MATERIAL PROVIDED.
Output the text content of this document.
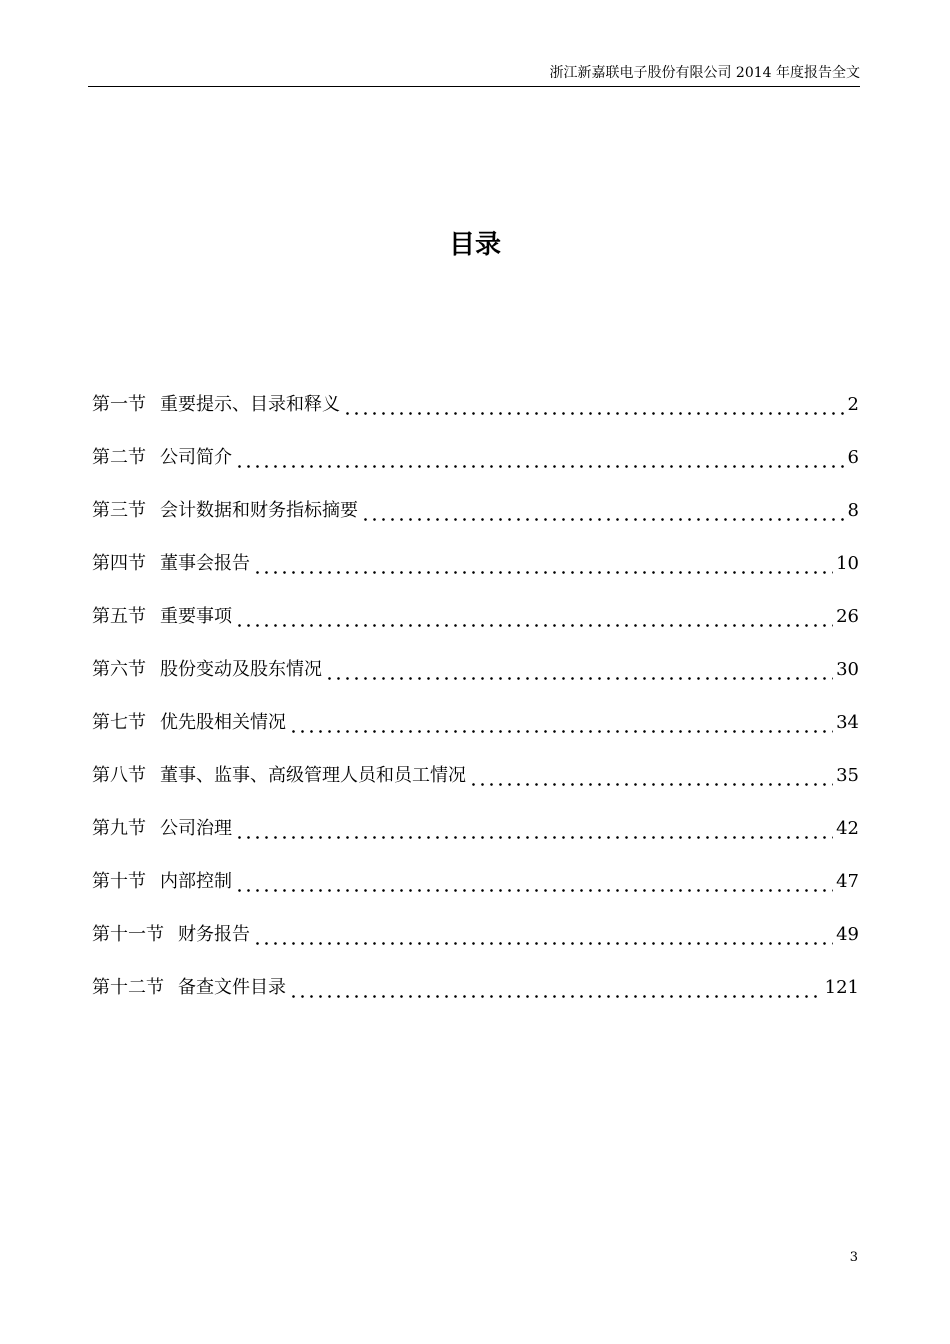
浙江新嘉联电子股份有限公司 2014 年度报告全文
目录
第一节 重要提示、目录和释义	2
第二节 公司简介	6
第三节 会计数据和财务指标摘要	8
第四节 董事会报告	10
第五节 重要事项	26
第六节 股份变动及股东情况	30
第七节 优先股相关情况	34
第八节 董事、监事、高级管理人员和员工情况	35
第九节 公司治理	42
第十节 内部控制	47
第十一节 财务报告	49
第十二节 备查文件目录	121
3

TASK INSTRUCTIONS. Without the pictures, transcribe the listing above exactly.

ANSWER TO THE EXERCISE.
Output the text content of this document.
浙江新嘉联电子股份有限公司 2014 年度报告全文
目录
第一节 重要提示、目录和释义	2
第二节 公司简介	6
第三节 会计数据和财务指标摘要	8
第四节 董事会报告	10
第五节 重要事项	26
第六节 股份变动及股东情况	30
第七节 优先股相关情况	34
第八节 董事、监事、高级管理人员和员工情况	35
第九节 公司治理	42
第十节 内部控制	47
第十一节 财务报告	49
第十二节 备查文件目录	121
3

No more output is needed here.